+++ RECORDS FOR THIS EXERCISE +++

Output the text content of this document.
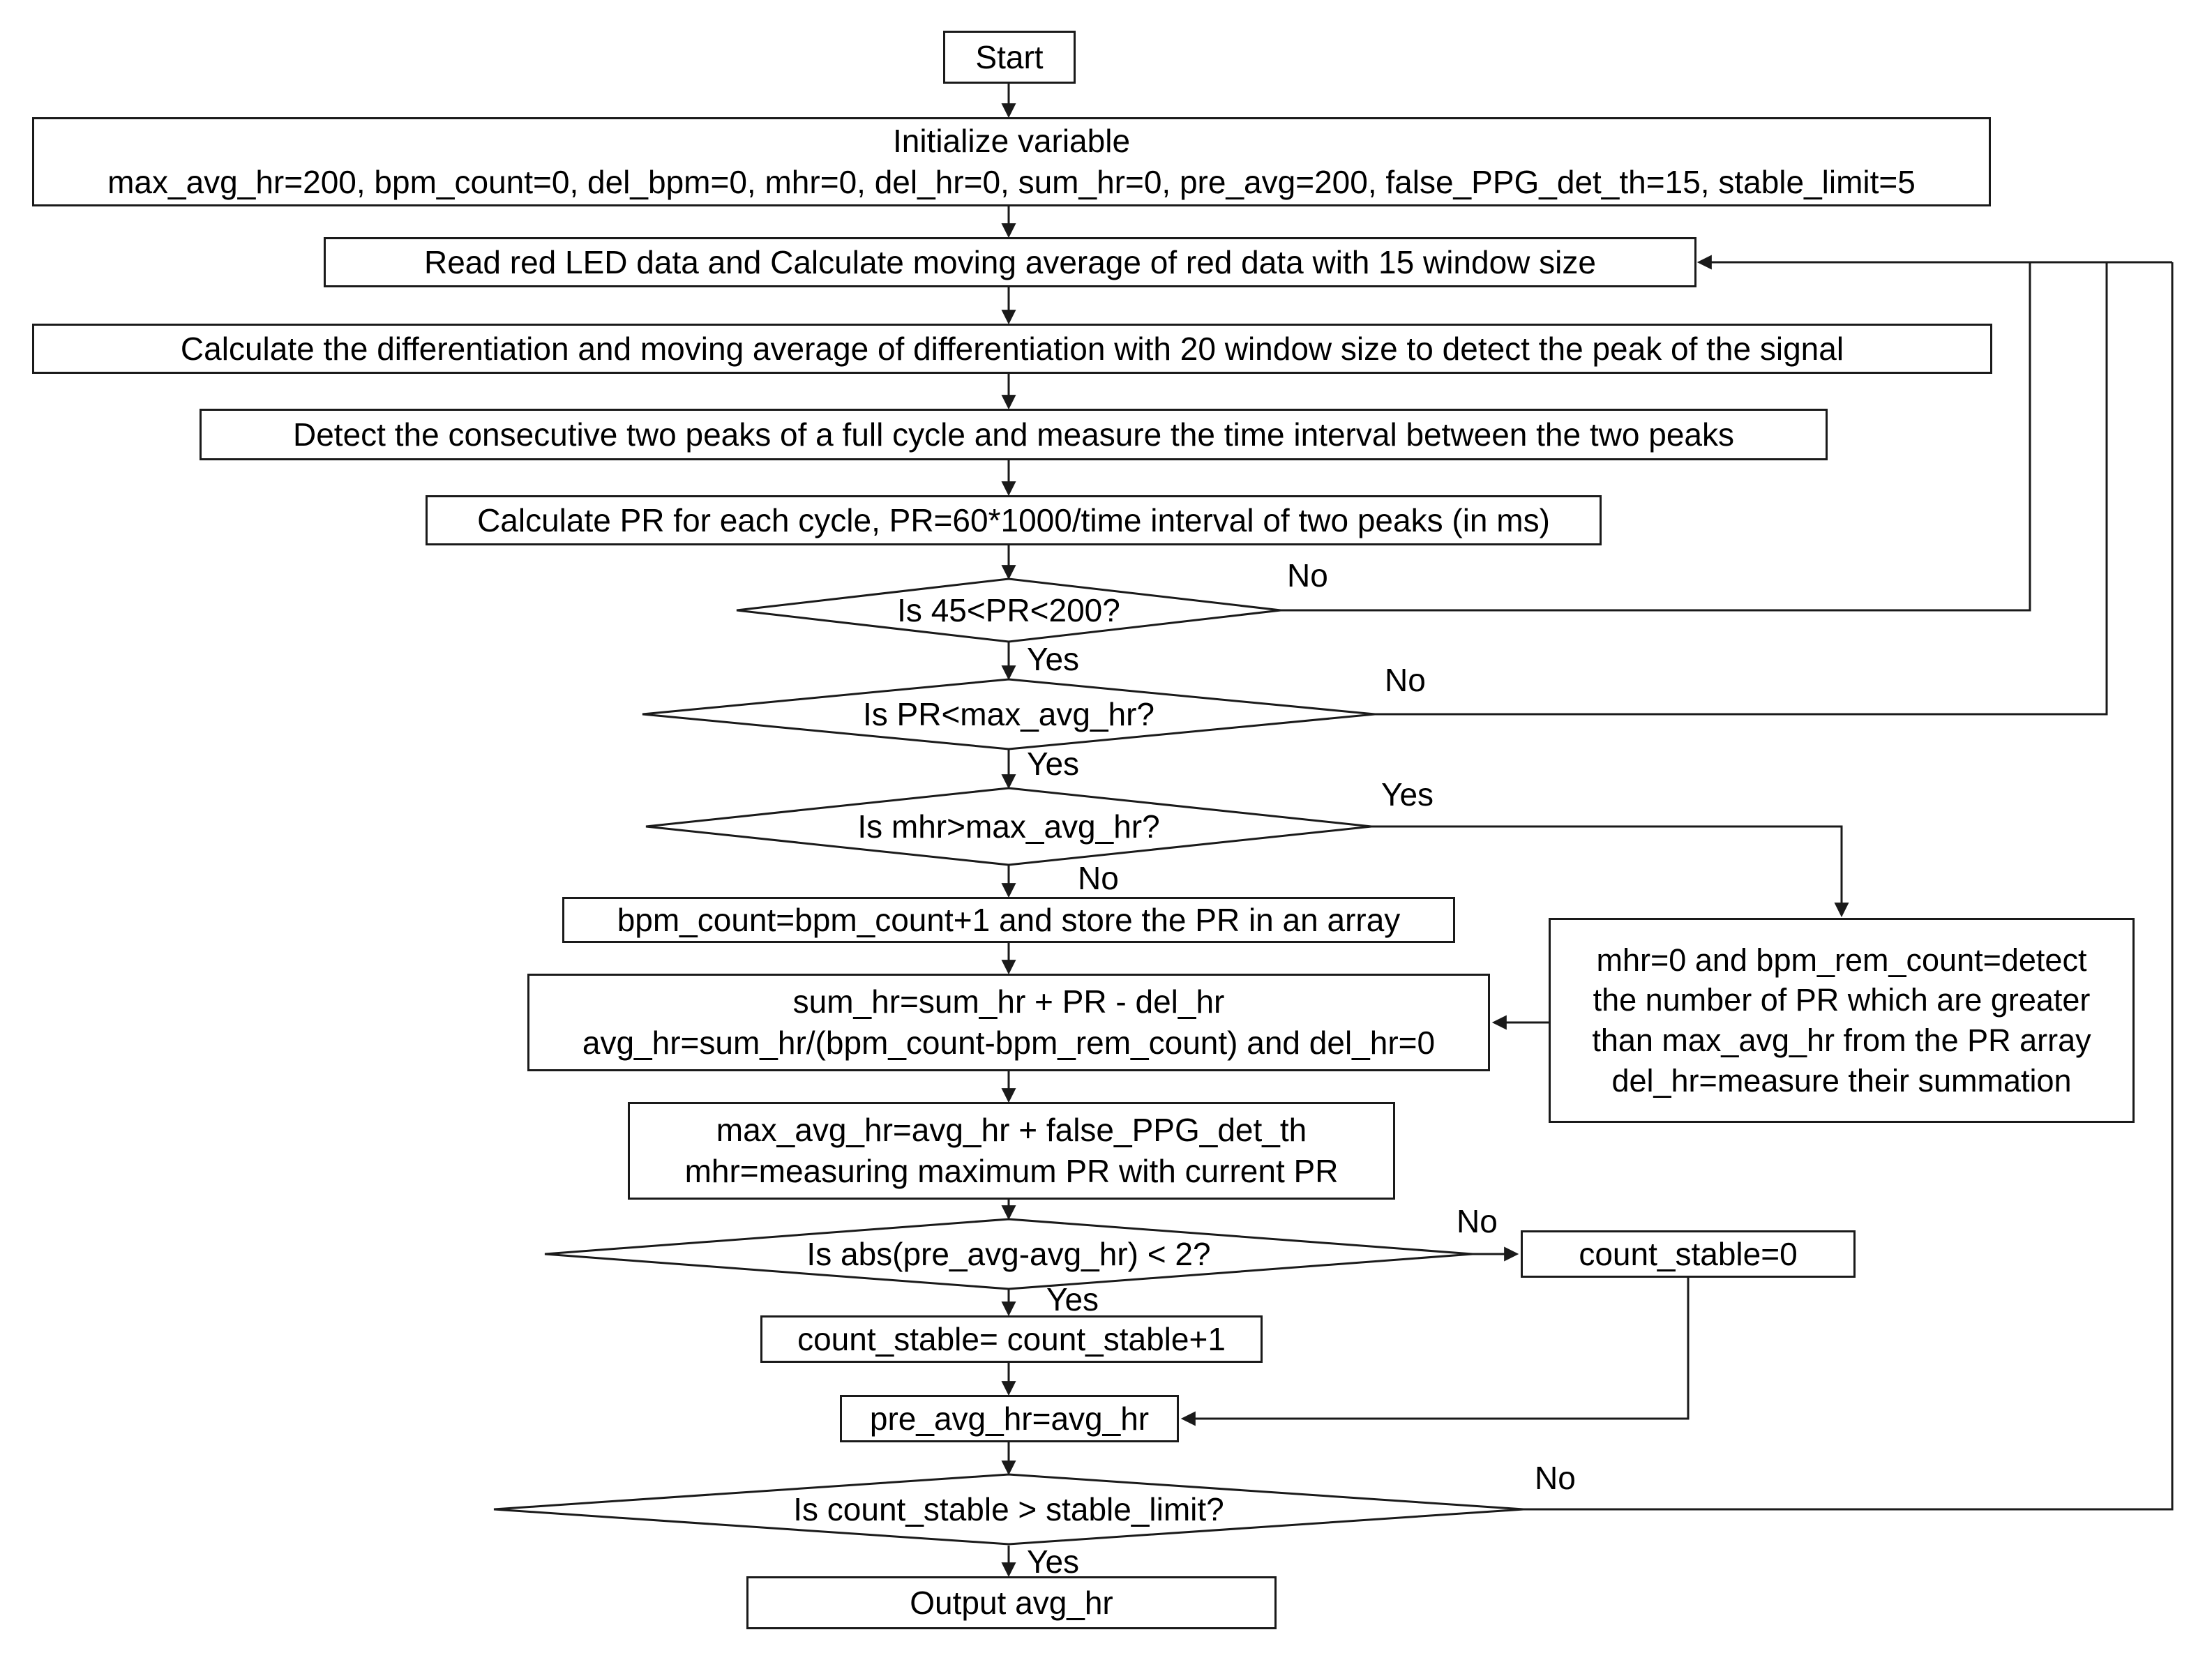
Start
Initialize variable
max_avg_hr=200, bpm_count=0, del_bpm=0, mhr=0, del_hr=0, sum_hr=0, pre_avg=200, false_PPG_det_th=15, stable_limit=5
Read red LED data and Calculate moving average of red data with 15 window size
Calculate the differentiation and moving average of differentiation with 20 window size to detect the peak of the signal
Detect the consecutive two peaks of a full cycle and measure the time interval between the two peaks
Calculate PR for each cycle, PR=60*1000/time interval of two peaks (in ms)
bpm_count=bpm_count+1 and store the PR in an array
sum_hr=sum_hr + PR - del_hr
avg_hr=sum_hr/(bpm_count-bpm_rem_count) and del_hr=0
mhr=0 and bpm_rem_count=detect
the number of PR which are greater
than max_avg_hr from the PR array
del_hr=measure their summation
max_avg_hr=avg_hr + false_PPG_det_th
mhr=measuring maximum PR with current PR
count_stable=0
count_stable= count_stable+1
pre_avg_hr=avg_hr
Output avg_hr
Is 45<PR<200?
Is PR<max_avg_hr?
Is mhr>max_avg_hr?
Is abs(pre_avg-avg_hr) < 2?
Is count_stable > stable_limit?
No
Yes
No
Yes
Yes
No
No
Yes
No
Yes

+++

GIVEN PROBLEM:
Reproduce the records, all of them, word for word; omit the pictures.

OUTPUT FOR THIS TASK:
Output the text content of this document.
Start
Initialize variable
max_avg_hr=200, bpm_count=0, del_bpm=0, mhr=0, del_hr=0, sum_hr=0, pre_avg=200, false_PPG_det_th=15, stable_limit=5
Read red LED data and Calculate moving average of red data with 15 window size
Calculate the differentiation and moving average of differentiation with 20 window size to detect the peak of the signal
Detect the consecutive two peaks of a full cycle and measure the time interval between the two peaks
Calculate PR for each cycle, PR=60*1000/time interval of two peaks (in ms)
bpm_count=bpm_count+1 and store the PR in an array
sum_hr=sum_hr + PR - del_hr
avg_hr=sum_hr/(bpm_count-bpm_rem_count) and del_hr=0
mhr=0 and bpm_rem_count=detect
the number of PR which are greater
than max_avg_hr from the PR array
del_hr=measure their summation
max_avg_hr=avg_hr + false_PPG_det_th
mhr=measuring maximum PR with current PR
count_stable=0
count_stable= count_stable+1
pre_avg_hr=avg_hr
Output avg_hr
Is 45<PR<200?
Is PR<max_avg_hr?
Is mhr>max_avg_hr?
Is abs(pre_avg-avg_hr) < 2?
Is count_stable > stable_limit?
No
Yes
No
Yes
Yes
No
No
Yes
No
Yes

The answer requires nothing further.